§ Required action:
Search the listing below, and show each line that includes the word "passage".

*** Exercise data

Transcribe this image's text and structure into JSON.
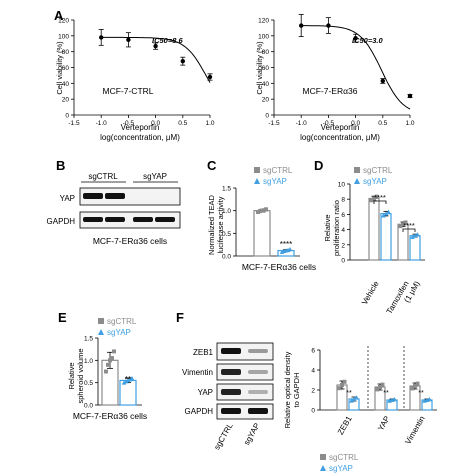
{
  "colors": {
    "ctrl": "#8c8c8c",
    "yap": "#3f9fe0",
    "axis": "#000000",
    "blot_dark": "#1a1a1a"
  },
  "legend": {
    "ctrl": "sgCTRL",
    "yap": "sgYAP"
  },
  "panels": {
    "A": {
      "letter": "A",
      "ic50_left": "IC50=8.6",
      "ic50_right": "IC50=3.0",
      "title_left": "MCF-7-CTRL",
      "title_right": "MCF-7-ERα36",
      "ylabel": "Cell viability (%)",
      "xlabel1": "Verteporfin",
      "xlabel2": "log(concentration, μM)"
    },
    "B": {
      "letter": "B",
      "lane1": "sgCTRL",
      "lane2": "sgYAP",
      "row1": "YAP",
      "row2": "GAPDH",
      "caption": "MCF-7-ERα36 cells"
    },
    "C": {
      "letter": "C",
      "ylabel1": "Normalized TEAD",
      "ylabel2": "luciferase activity",
      "sig": "****",
      "caption": "MCF-7-ERα36 cells"
    },
    "D": {
      "letter": "D",
      "ylabel1": "Relative",
      "ylabel2": "proliferation ratio",
      "sig1": "****",
      "sig2": "****",
      "cat1": "Vehicle",
      "cat2": "Tamoxifen",
      "cat2b": "(1 μM)"
    },
    "E": {
      "letter": "E",
      "ylabel1": "Relative",
      "ylabel2": "spheroid volume",
      "sig": "**",
      "caption": "MCF-7-ERα36 cells"
    },
    "F": {
      "letter": "F",
      "rows": [
        "ZEB1",
        "Vimentin",
        "YAP",
        "GAPDH"
      ],
      "lanes": [
        "sgCTRL",
        "sgYAP"
      ],
      "ylabel1": "Relative optical density",
      "ylabel2": "to GAPDH",
      "sig": [
        "**",
        "**",
        "**"
      ]
    }
  },
  "chart_data": [
    {
      "id": "A-left",
      "type": "scatter",
      "title": "MCF-7-CTRL",
      "xlabel": "Verteporfin log(concentration, μM)",
      "ylabel": "Cell viability (%)",
      "xlim": [
        -1.5,
        1.0
      ],
      "ylim": [
        0,
        120
      ],
      "xticks": [
        -1.5,
        -1.0,
        -0.5,
        0.0,
        0.5,
        1.0
      ],
      "yticks": [
        0,
        20,
        40,
        60,
        80,
        100,
        120
      ],
      "x": [
        -1.0,
        -0.5,
        0.0,
        0.5,
        1.0
      ],
      "y": [
        98,
        95,
        87,
        68,
        48
      ],
      "err": [
        10,
        9,
        4,
        5,
        4
      ],
      "fit": "sigmoid",
      "ic50_log": 0.934
    },
    {
      "id": "A-right",
      "type": "scatter",
      "title": "MCF-7-ERα36",
      "xlabel": "Verteporfin log(concentration, μM)",
      "ylabel": "Cell viability (%)",
      "xlim": [
        -1.5,
        1.0
      ],
      "ylim": [
        0,
        120
      ],
      "xticks": [
        -1.5,
        -1.0,
        -0.5,
        0.0,
        0.5,
        1.0
      ],
      "yticks": [
        0,
        20,
        40,
        60,
        80,
        100,
        120
      ],
      "x": [
        -1.0,
        -0.5,
        0.0,
        0.5,
        1.0
      ],
      "y": [
        113,
        113,
        97,
        43,
        24
      ],
      "err": [
        14,
        10,
        5,
        3,
        2
      ],
      "fit": "sigmoid",
      "ic50_log": 0.477
    },
    {
      "id": "C",
      "type": "bar",
      "categories": [
        "sgCTRL",
        "sgYAP"
      ],
      "values": [
        1.0,
        0.12
      ],
      "err": [
        0.03,
        0.02
      ],
      "ylim": [
        0,
        1.5
      ],
      "yticks": [
        0.0,
        0.5,
        1.0,
        1.5
      ],
      "points": [
        [
          0.97,
          0.99,
          1.0,
          1.01,
          1.03
        ],
        [
          0.09,
          0.11,
          0.12,
          0.13,
          0.15
        ]
      ]
    },
    {
      "id": "D",
      "type": "bar",
      "categories": [
        "Vehicle",
        "Tamoxifen (1 μM)"
      ],
      "series": [
        {
          "name": "sgCTRL",
          "values": [
            8.1,
            4.7
          ],
          "err": [
            0.3,
            0.3
          ]
        },
        {
          "name": "sgYAP",
          "values": [
            6.1,
            3.2
          ],
          "err": [
            0.3,
            0.2
          ]
        }
      ],
      "ylim": [
        0,
        10
      ],
      "yticks": [
        0,
        2,
        4,
        6,
        8,
        10
      ]
    },
    {
      "id": "E",
      "type": "bar",
      "categories": [
        "sgCTRL",
        "sgYAP"
      ],
      "values": [
        1.0,
        0.55
      ],
      "err": [
        0.18,
        0.05
      ],
      "ylim": [
        0,
        1.5
      ],
      "yticks": [
        0.0,
        0.5,
        1.0,
        1.5
      ],
      "points": [
        [
          0.75,
          0.9,
          1.0,
          1.05,
          1.2
        ],
        [
          0.5,
          0.53,
          0.55,
          0.57,
          0.6
        ]
      ]
    },
    {
      "id": "F",
      "type": "bar",
      "categories": [
        "ZEB1",
        "YAP",
        "Vimentin"
      ],
      "series": [
        {
          "name": "sgCTRL",
          "values": [
            2.5,
            2.3,
            2.4
          ],
          "err": [
            0.4,
            0.3,
            0.3
          ]
        },
        {
          "name": "sgYAP",
          "values": [
            1.1,
            1.0,
            1.0
          ],
          "err": [
            0.2,
            0.1,
            0.1
          ]
        }
      ],
      "ylim": [
        0,
        6
      ],
      "yticks": [
        0,
        2,
        4,
        6
      ]
    }
  ]
}
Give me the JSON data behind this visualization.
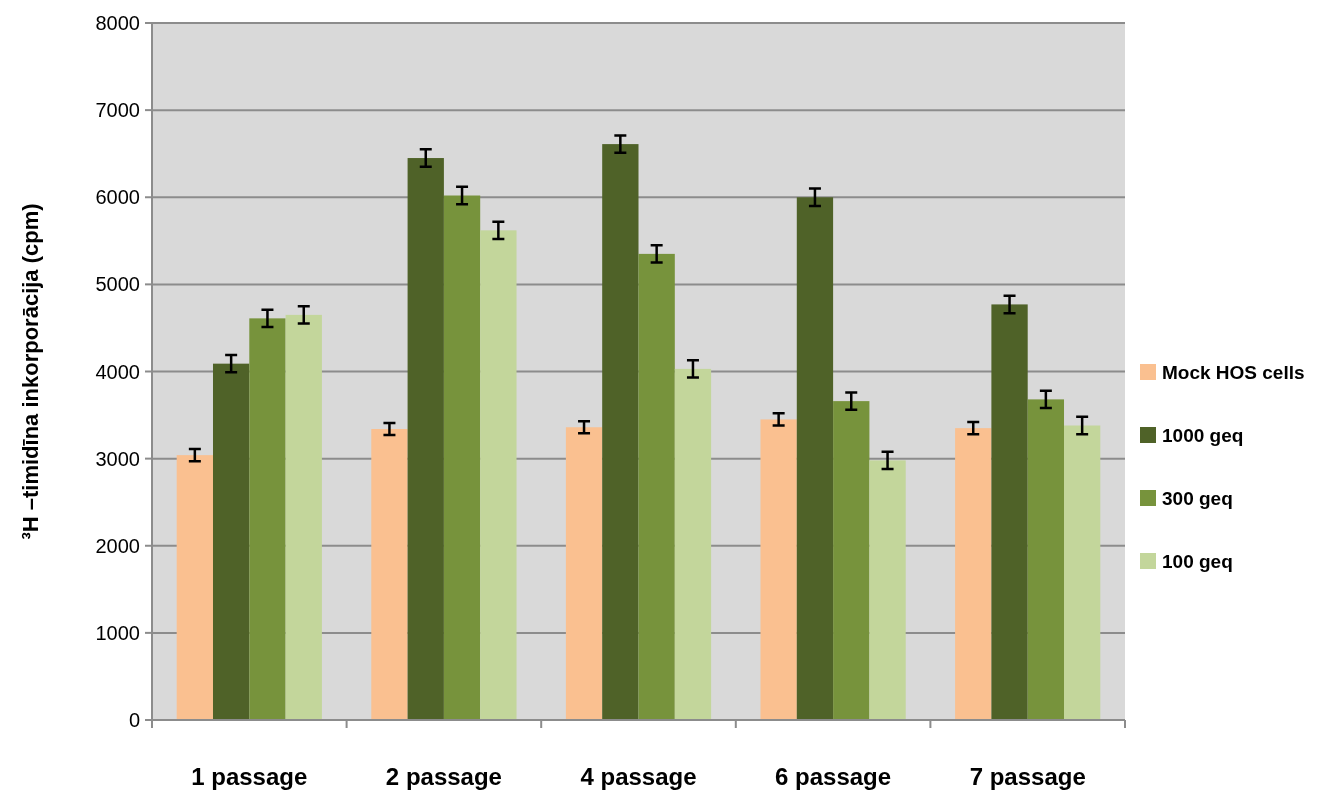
{
  "chart_data": {
    "type": "bar",
    "ylabel": "³H –timidīna inkorporācija (cpm)",
    "categories": [
      "1 passage",
      "2 passage",
      "4 passage",
      "6 passage",
      "7 passage"
    ],
    "series": [
      {
        "name": "Mock HOS cells",
        "color": "#fac090",
        "values": [
          3040,
          3340,
          3360,
          3450,
          3350
        ],
        "errors": [
          70,
          70,
          70,
          70,
          70
        ]
      },
      {
        "name": "1000 geq",
        "color": "#4f6228",
        "values": [
          4090,
          6450,
          6610,
          6000,
          4770
        ],
        "errors": [
          100,
          100,
          100,
          100,
          100
        ]
      },
      {
        "name": "300 geq",
        "color": "#77933c",
        "values": [
          4610,
          6020,
          5350,
          3660,
          3680
        ],
        "errors": [
          100,
          100,
          100,
          100,
          100
        ]
      },
      {
        "name": "100 geq",
        "color": "#c3d69b",
        "values": [
          4650,
          5620,
          4030,
          2980,
          3380
        ],
        "errors": [
          100,
          100,
          100,
          100,
          100
        ]
      }
    ],
    "ylim": [
      0,
      8000
    ],
    "yticks": [
      0,
      1000,
      2000,
      3000,
      4000,
      5000,
      6000,
      7000,
      8000
    ],
    "grid": "y",
    "legend": "right"
  }
}
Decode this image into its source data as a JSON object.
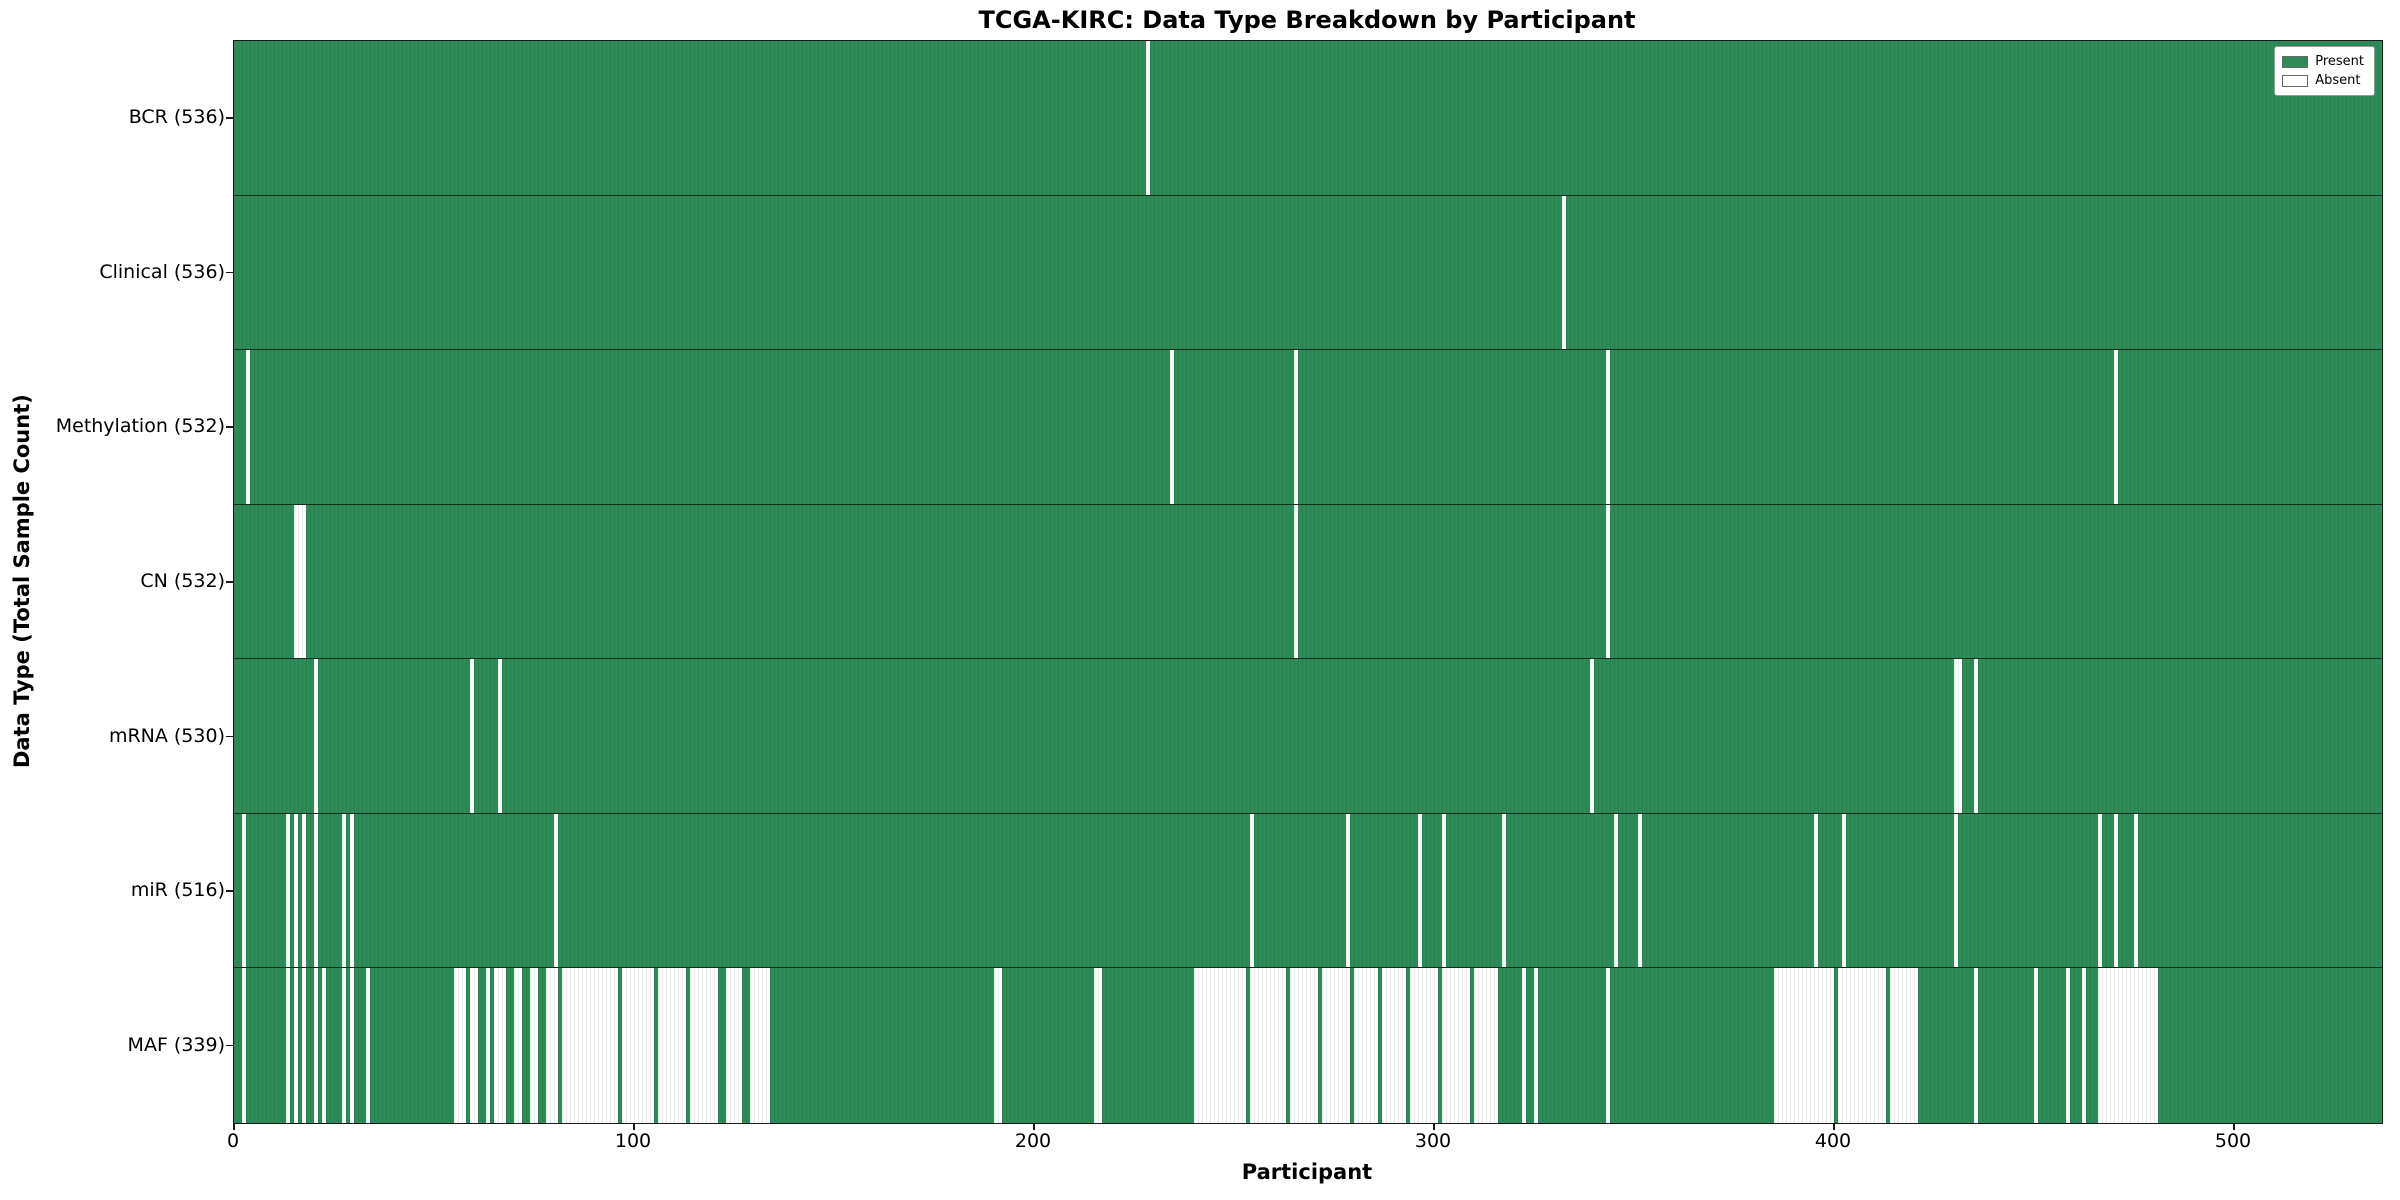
{
  "chart_data": {
    "type": "heatmap",
    "title": "TCGA-KIRC: Data Type Breakdown by Participant",
    "xlabel": "Participant",
    "ylabel": "Data Type (Total Sample Count)",
    "n_participants": 537,
    "x_range": [
      0,
      537
    ],
    "xticks": [
      "0",
      "100",
      "200",
      "300",
      "400",
      "500"
    ],
    "xtick_values": [
      0,
      100,
      200,
      300,
      400,
      500
    ],
    "grid": false,
    "colors": {
      "present": "#2e8b57",
      "absent": "#ffffff"
    },
    "legend": {
      "position": "upper right",
      "entries": [
        {
          "label": "Present",
          "color": "#2e8b57"
        },
        {
          "label": "Absent",
          "color": "#ffffff"
        }
      ]
    },
    "rows": [
      {
        "name": "BCR",
        "label": "BCR (536)",
        "present_count": 536,
        "absent_ranges": [
          [
            228,
            228
          ]
        ]
      },
      {
        "name": "Clinical",
        "label": "Clinical (536)",
        "present_count": 536,
        "absent_ranges": [
          [
            332,
            332
          ]
        ]
      },
      {
        "name": "Methylation",
        "label": "Methylation (532)",
        "present_count": 532,
        "absent_ranges": [
          [
            3,
            3
          ],
          [
            234,
            234
          ],
          [
            265,
            265
          ],
          [
            343,
            343
          ],
          [
            470,
            470
          ]
        ]
      },
      {
        "name": "CN",
        "label": "CN (532)",
        "present_count": 532,
        "absent_ranges": [
          [
            15,
            17
          ],
          [
            265,
            265
          ],
          [
            343,
            343
          ]
        ]
      },
      {
        "name": "mRNA",
        "label": "mRNA (530)",
        "present_count": 530,
        "absent_ranges": [
          [
            20,
            20
          ],
          [
            59,
            59
          ],
          [
            66,
            66
          ],
          [
            339,
            339
          ],
          [
            430,
            431
          ],
          [
            435,
            435
          ]
        ]
      },
      {
        "name": "miR",
        "label": "miR (516)",
        "present_count": 516,
        "absent_ranges": [
          [
            2,
            2
          ],
          [
            13,
            13
          ],
          [
            15,
            15
          ],
          [
            17,
            17
          ],
          [
            20,
            20
          ],
          [
            27,
            27
          ],
          [
            29,
            29
          ],
          [
            80,
            80
          ],
          [
            254,
            254
          ],
          [
            278,
            278
          ],
          [
            296,
            296
          ],
          [
            302,
            302
          ],
          [
            317,
            317
          ],
          [
            345,
            345
          ],
          [
            351,
            351
          ],
          [
            395,
            395
          ],
          [
            402,
            402
          ],
          [
            430,
            430
          ],
          [
            466,
            466
          ],
          [
            470,
            470
          ],
          [
            475,
            475
          ]
        ]
      },
      {
        "name": "MAF",
        "label": "MAF (339)",
        "present_count": 339,
        "absent_ranges": [
          [
            2,
            2
          ],
          [
            13,
            13
          ],
          [
            15,
            15
          ],
          [
            17,
            17
          ],
          [
            20,
            20
          ],
          [
            22,
            22
          ],
          [
            27,
            27
          ],
          [
            29,
            29
          ],
          [
            33,
            33
          ],
          [
            55,
            57
          ],
          [
            59,
            60
          ],
          [
            63,
            63
          ],
          [
            65,
            67
          ],
          [
            70,
            71
          ],
          [
            74,
            75
          ],
          [
            78,
            80
          ],
          [
            82,
            95
          ],
          [
            97,
            104
          ],
          [
            106,
            112
          ],
          [
            114,
            120
          ],
          [
            123,
            126
          ],
          [
            129,
            133
          ],
          [
            190,
            191
          ],
          [
            215,
            216
          ],
          [
            240,
            252
          ],
          [
            254,
            262
          ],
          [
            264,
            270
          ],
          [
            272,
            278
          ],
          [
            280,
            285
          ],
          [
            287,
            292
          ],
          [
            294,
            300
          ],
          [
            302,
            308
          ],
          [
            310,
            315
          ],
          [
            322,
            322
          ],
          [
            325,
            325
          ],
          [
            343,
            343
          ],
          [
            385,
            399
          ],
          [
            401,
            412
          ],
          [
            414,
            420
          ],
          [
            435,
            435
          ],
          [
            450,
            450
          ],
          [
            458,
            458
          ],
          [
            462,
            462
          ],
          [
            466,
            480
          ]
        ]
      }
    ]
  }
}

******

§ Reply to the exercise:
      "1 passage",
      "2 passage",
      "4 passage",
      "6 passage",
      "7 passage"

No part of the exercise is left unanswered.